Goal:
Pull out every line in the data that has the string "content" in it.

Entries provided:
┌──
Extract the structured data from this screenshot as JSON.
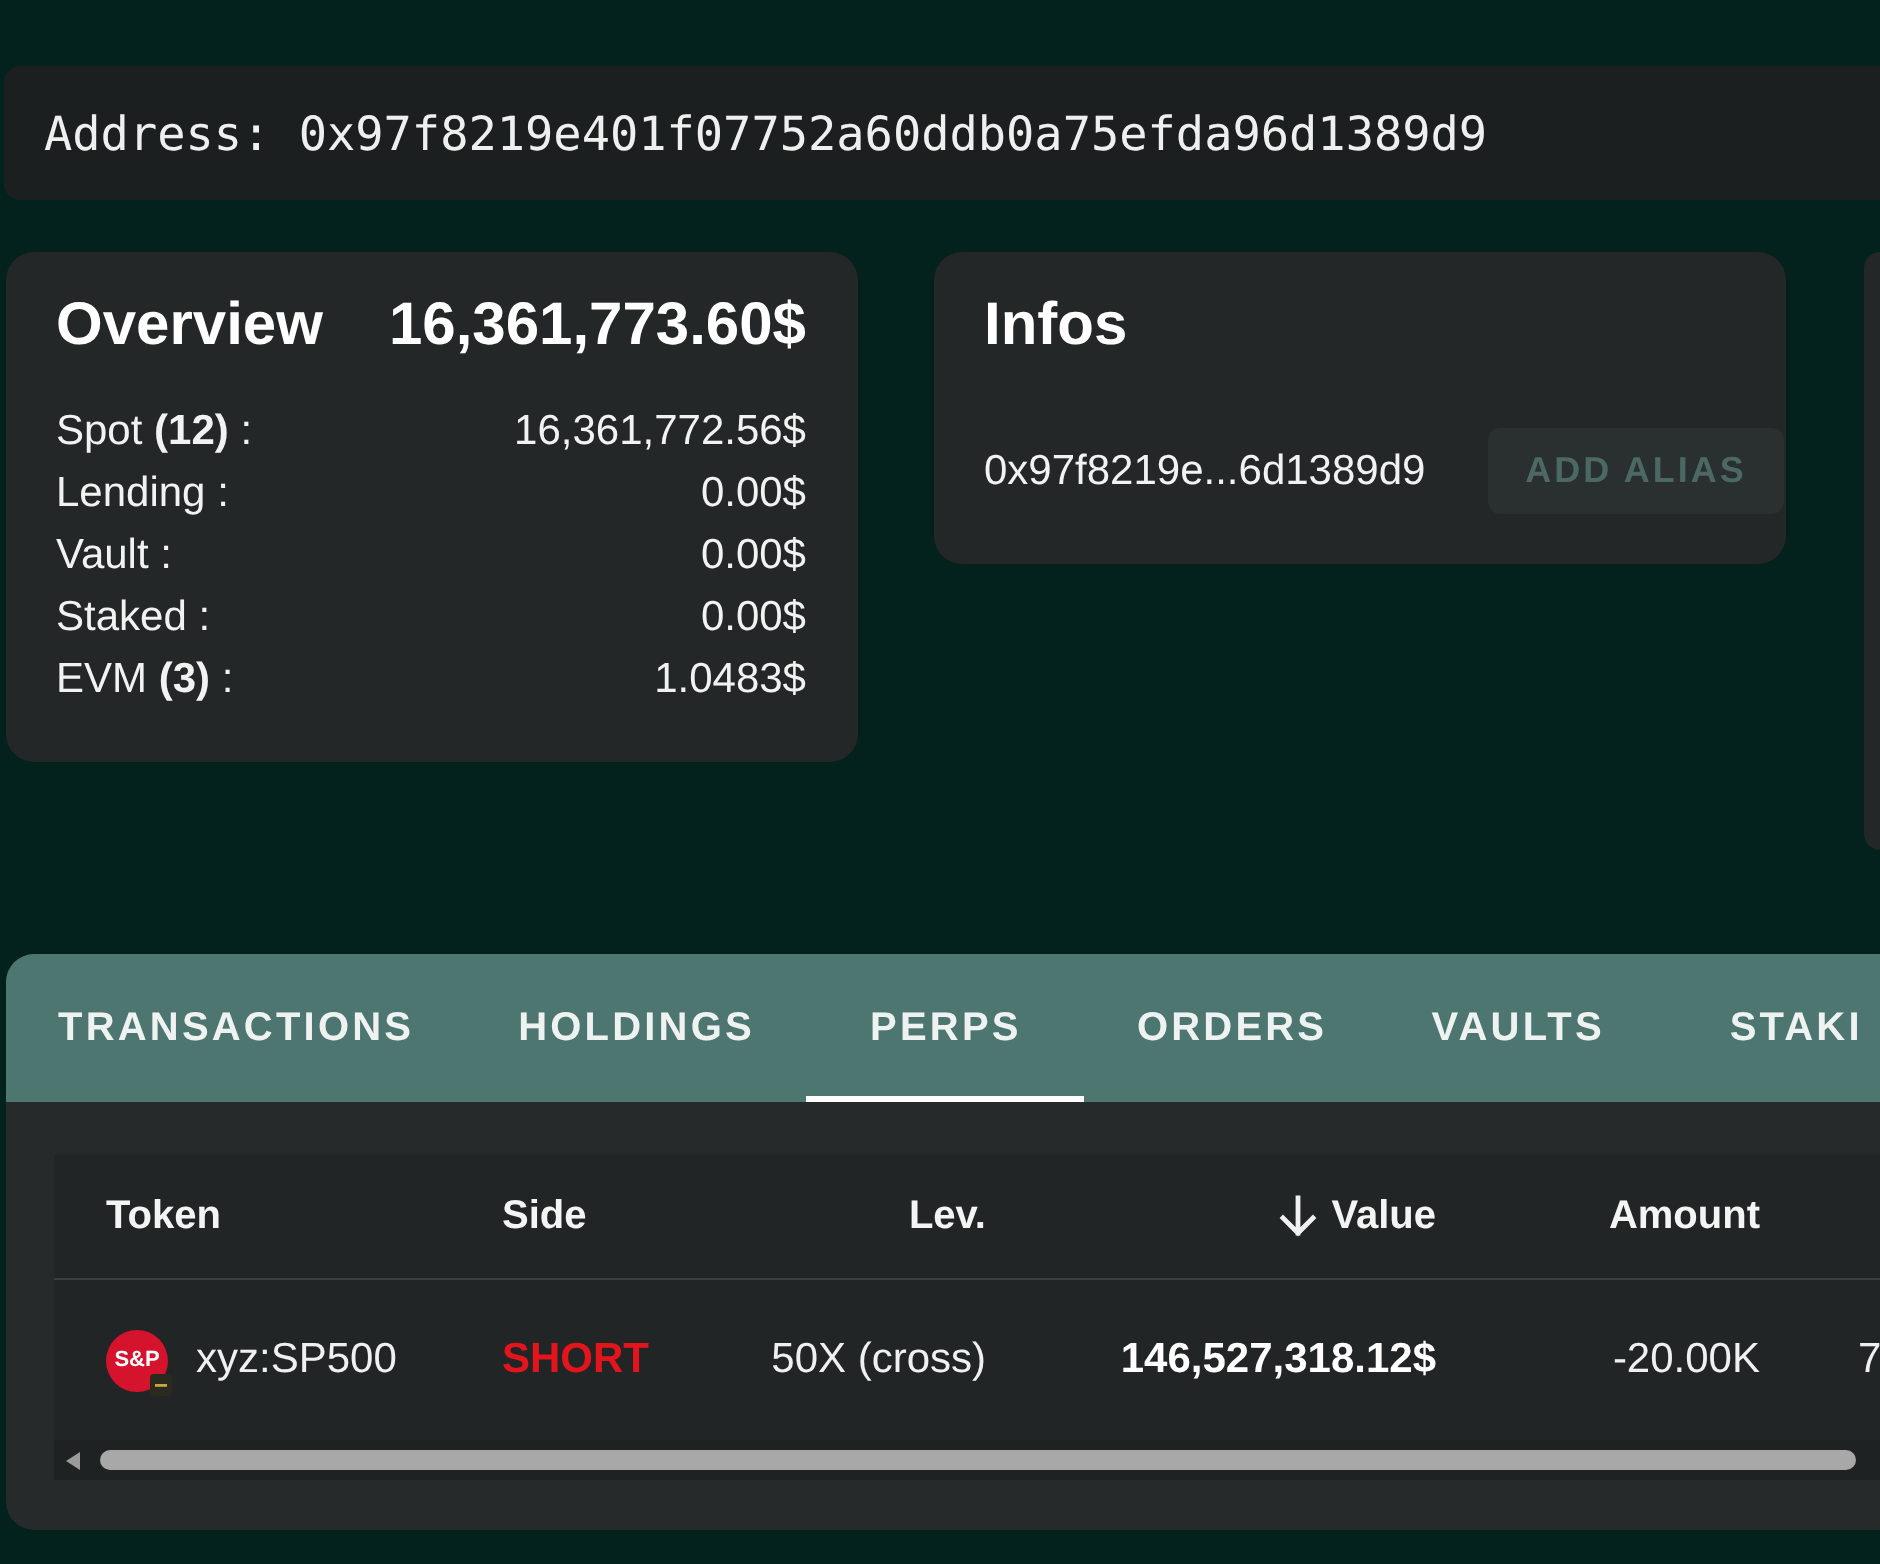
{
  "address_bar": {
    "text": "Address: 0x97f8219e401f07752a60ddb0a75efda96d1389d9"
  },
  "overview": {
    "title": "Overview",
    "total": "16,361,773.60$",
    "rows": [
      {
        "label": "Spot **(12)** :",
        "value": "16,361,772.56$"
      },
      {
        "label": "Lending :",
        "value": "0.00$"
      },
      {
        "label": "Vault :",
        "value": "0.00$"
      },
      {
        "label": "Staked :",
        "value": "0.00$"
      },
      {
        "label": "EVM **(3)** :",
        "value": "1.0483$"
      }
    ]
  },
  "infos": {
    "title": "Infos",
    "address": "0x97f8219e...6d1389d9",
    "button": {
      "label": "ADD ALIAS",
      "disabled": true
    }
  },
  "tabs": [
    {
      "label": "TRANSACTIONS",
      "selected": false
    },
    {
      "label": "HOLDINGS",
      "selected": false
    },
    {
      "label": "PERPS",
      "selected": true
    },
    {
      "label": "ORDERS",
      "selected": false
    },
    {
      "label": "VAULTS",
      "selected": false
    },
    {
      "label": "STAKI",
      "selected": false
    }
  ],
  "table": {
    "columns": [
      {
        "label": "Token",
        "sorted": false
      },
      {
        "label": "Side",
        "sorted": false
      },
      {
        "label": "Lev.",
        "sorted": false
      },
      {
        "label": "Value",
        "sorted": true,
        "descending": true
      },
      {
        "label": "Amount",
        "sorted": false
      }
    ],
    "rows": [
      {
        "token": {
          "logo_text": "S&P",
          "name": "xyz:SP500"
        },
        "side": {
          "label": "SHORT",
          "kind": "short"
        },
        "leverage": "50X (cross)",
        "value": "146,527,318.12$",
        "amount": "-20.00K",
        "column_6": "7"
      }
    ]
  }
}
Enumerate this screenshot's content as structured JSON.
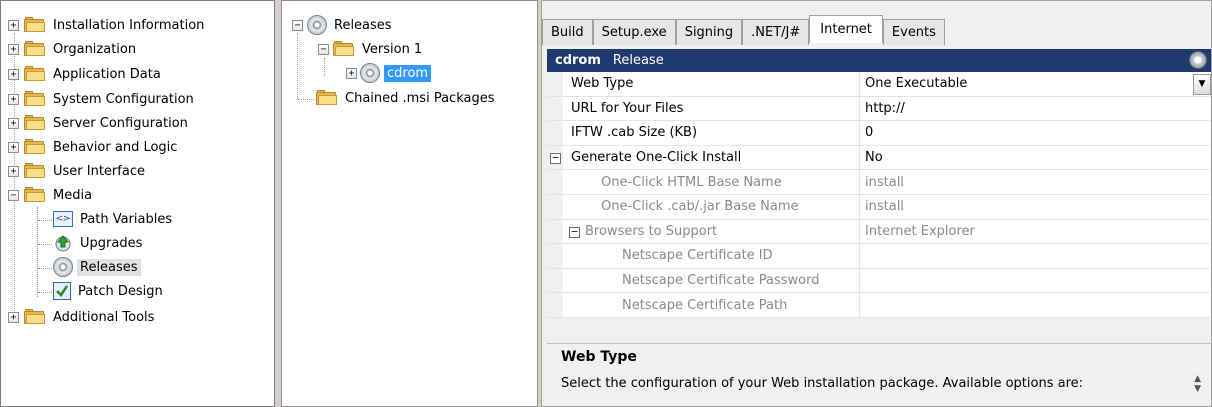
{
  "left_tree": {
    "items": [
      {
        "label": "Installation Information",
        "icon": "folder-icon",
        "expander": "+"
      },
      {
        "label": "Organization",
        "icon": "folder-icon",
        "expander": "+"
      },
      {
        "label": "Application Data",
        "icon": "folder-icon",
        "expander": "+"
      },
      {
        "label": "System Configuration",
        "icon": "folder-icon",
        "expander": "+"
      },
      {
        "label": "Server Configuration",
        "icon": "folder-icon",
        "expander": "+"
      },
      {
        "label": "Behavior and Logic",
        "icon": "folder-icon",
        "expander": "+"
      },
      {
        "label": "User Interface",
        "icon": "folder-icon",
        "expander": "+"
      },
      {
        "label": "Media",
        "icon": "folder-icon",
        "expander": "−"
      },
      {
        "label": "Path Variables",
        "icon": "path-variables-icon"
      },
      {
        "label": "Upgrades",
        "icon": "upgrades-icon"
      },
      {
        "label": "Releases",
        "icon": "disc-icon"
      },
      {
        "label": "Patch Design",
        "icon": "patch-design-icon"
      },
      {
        "label": "Additional Tools",
        "icon": "folder-icon",
        "expander": "+"
      }
    ]
  },
  "mid_tree": {
    "releases": "Releases",
    "version": "Version 1",
    "cdrom": "cdrom",
    "chained": "Chained .msi Packages",
    "expander_open": "−",
    "expander_closed": "+"
  },
  "tabs": [
    {
      "label": "Build"
    },
    {
      "label": "Setup.exe"
    },
    {
      "label": "Signing"
    },
    {
      "label": ".NET/J#"
    },
    {
      "label": "Internet",
      "active": true
    },
    {
      "label": "Events"
    }
  ],
  "prop_header": {
    "name": "cdrom",
    "type": "Release"
  },
  "properties": [
    {
      "key": "Web Type",
      "value": "One Executable",
      "dropdown": true
    },
    {
      "key": "URL for Your Files",
      "value": "http://"
    },
    {
      "key": "IFTW .cab Size (KB)",
      "value": "0"
    },
    {
      "key": "Generate One-Click Install",
      "value": "No",
      "expander": "−"
    },
    {
      "key": "One-Click HTML Base Name",
      "value": "install",
      "dim": true
    },
    {
      "key": "One-Click .cab/.jar Base Name",
      "value": "install",
      "dim": true
    },
    {
      "key": "Browsers to Support",
      "value": "Internet Explorer",
      "dim": true,
      "expander": "−"
    },
    {
      "key": "Netscape Certificate ID",
      "value": "",
      "dim": true
    },
    {
      "key": "Netscape Certificate Password",
      "value": "",
      "dim": true
    },
    {
      "key": "Netscape Certificate Path",
      "value": "",
      "dim": true
    }
  ],
  "description": {
    "title": "Web Type",
    "text": "Select the configuration of your Web installation package. Available options are:"
  },
  "glyphs": {
    "dropdown_arrow": "▼",
    "spin_up": "▲",
    "spin_down": "▼",
    "path_var": "<>"
  }
}
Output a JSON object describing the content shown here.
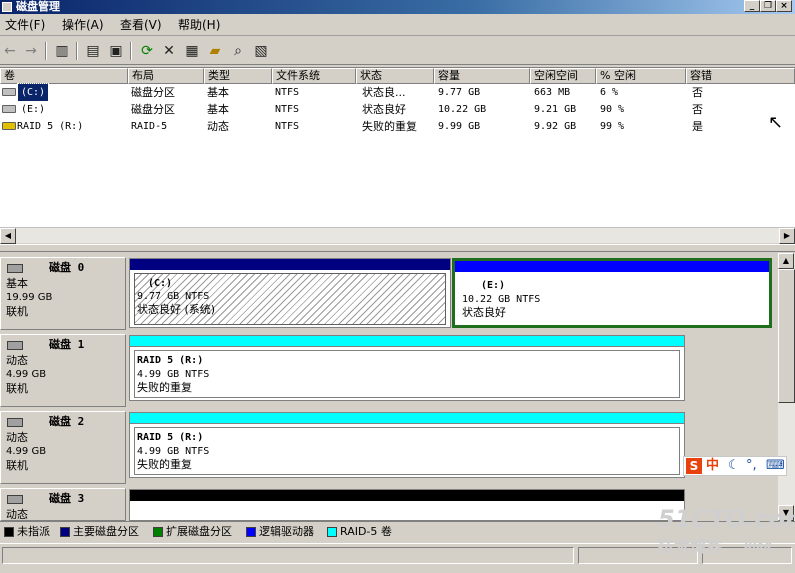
{
  "window": {
    "title": "磁盘管理"
  },
  "menu": {
    "items": [
      "文件(F)",
      "操作(A)",
      "查看(V)",
      "帮助(H)"
    ]
  },
  "toolbar": {
    "icons": [
      "back-arrow-icon",
      "forward-arrow-icon",
      "show-hide-tree-icon",
      "properties-icon",
      "help-icon",
      "refresh-icon",
      "delete-icon",
      "open-icon",
      "explore-icon",
      "search-icon",
      "export-icon"
    ]
  },
  "volume_list": {
    "columns": [
      "卷",
      "布局",
      "类型",
      "文件系统",
      "状态",
      "容量",
      "空闲空间",
      "% 空闲",
      "容错"
    ],
    "rows": [
      {
        "name": "(C:)",
        "layout": "磁盘分区",
        "type": "基本",
        "fs": "NTFS",
        "status": "状态良...",
        "capacity": "9.77 GB",
        "free": "663 MB",
        "pct": "6 %",
        "fault": "否"
      },
      {
        "name": "(E:)",
        "layout": "磁盘分区",
        "type": "基本",
        "fs": "NTFS",
        "status": "状态良好",
        "capacity": "10.22 GB",
        "free": "9.21 GB",
        "pct": "90 %",
        "fault": "否"
      },
      {
        "name": "RAID 5 (R:)",
        "layout": "RAID-5",
        "type": "动态",
        "fs": "NTFS",
        "status": "失败的重复",
        "capacity": "9.99 GB",
        "free": "9.92 GB",
        "pct": "99 %",
        "fault": "是"
      }
    ]
  },
  "disks": [
    {
      "name": "磁盘 0",
      "kind": "基本",
      "size": "19.99 GB",
      "state": "联机",
      "partitions": [
        {
          "title": "(C:)",
          "line2": "9.77 GB NTFS",
          "line3": "状态良好 (系统)"
        },
        {
          "title": "(E:)",
          "line2": "10.22 GB NTFS",
          "line3": "状态良好"
        }
      ]
    },
    {
      "name": "磁盘 1",
      "kind": "动态",
      "size": "4.99 GB",
      "state": "联机",
      "partitions": [
        {
          "title": "RAID 5  (R:)",
          "line2": "4.99 GB NTFS",
          "line3": "失败的重复"
        }
      ]
    },
    {
      "name": "磁盘 2",
      "kind": "动态",
      "size": "4.99 GB",
      "state": "联机",
      "partitions": [
        {
          "title": "RAID 5  (R:)",
          "line2": "4.99 GB NTFS",
          "line3": "失败的重复"
        }
      ]
    },
    {
      "name": "磁盘 3",
      "kind": "动态"
    }
  ],
  "legend": [
    {
      "label": "未指派",
      "color": "#000000"
    },
    {
      "label": "主要磁盘分区",
      "color": "#000080"
    },
    {
      "label": "扩展磁盘分区",
      "color": "#008000"
    },
    {
      "label": "逻辑驱动器",
      "color": "#0000ff"
    },
    {
      "label": "RAID-5 卷",
      "color": "#00ffff"
    }
  ],
  "ime": {
    "labels": [
      "S",
      "中"
    ]
  },
  "watermark": {
    "line1": "51CTO.com",
    "line2": "技术博客",
    "line3": "Blog"
  }
}
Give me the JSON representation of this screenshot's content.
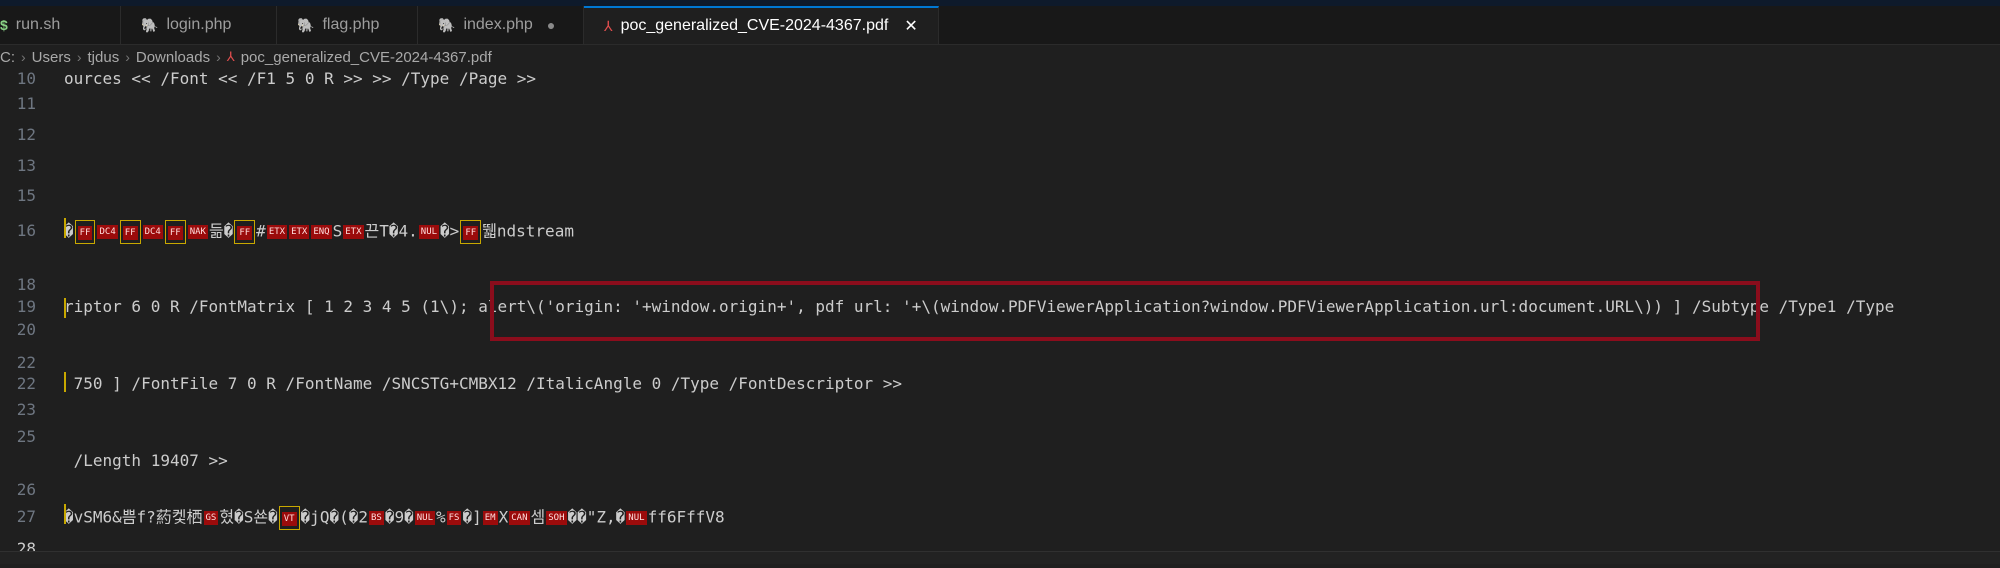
{
  "tabs": [
    {
      "label": "run.sh",
      "icon": "shell-icon"
    },
    {
      "label": "login.php",
      "icon": "php-icon"
    },
    {
      "label": "flag.php",
      "icon": "php-icon"
    },
    {
      "label": "index.php",
      "icon": "php-icon",
      "modified": true
    },
    {
      "label": "poc_generalized_CVE-2024-4367.pdf",
      "icon": "pdf-icon",
      "active": true
    }
  ],
  "breadcrumb": [
    "C:",
    "Users",
    "tjdus",
    "Downloads",
    "poc_generalized_CVE-2024-4367.pdf"
  ],
  "lines": [
    {
      "num": "10",
      "code": "ources << /Font << /F1 5 0 R >> >> /Type /Page >>"
    },
    {
      "num": "11",
      "code": ""
    },
    {
      "num": "12",
      "code": ""
    },
    {
      "num": "13",
      "code": ""
    },
    {
      "num": "15",
      "code": ""
    },
    {
      "num": "16",
      "code_suffix": "ndstream"
    },
    {
      "num": "18",
      "code": ""
    },
    {
      "num": "19",
      "code": "riptor 6 0 R /FontMatrix [ 1 2 3 4 5 (1\\); alert\\('origin: '+window.origin+', pdf url: '+\\(window.PDFViewerApplication?window.PDFViewerApplication.url:document.URL\\)) ] /Subtype /Type1 /Type"
    },
    {
      "num": "20",
      "code": ""
    },
    {
      "num": "22",
      "code": " 750 ] /FontFile 7 0 R /FontName /SNCSTG+CMBX12 /ItalicAngle 0 /Type /FontDescriptor >>"
    },
    {
      "num": "23",
      "code": ""
    },
    {
      "num": "25",
      "code": " /Length 19407 >>"
    },
    {
      "num": "26",
      "code": ""
    },
    {
      "num": "27",
      "code_suffix": "ff6FffV8"
    },
    {
      "num": "28",
      "code": ""
    }
  ],
  "colors": {
    "highlight_box": "#8b0d1c",
    "control_char_bg": "#9b0b0b",
    "active_tab_accent": "#0078d4"
  }
}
└──
Worked solution:
Enumerate this screenshot's content as structured JSON.
Output a JSON object describing the content shown here.
Give me the JSON representation of this screenshot's content.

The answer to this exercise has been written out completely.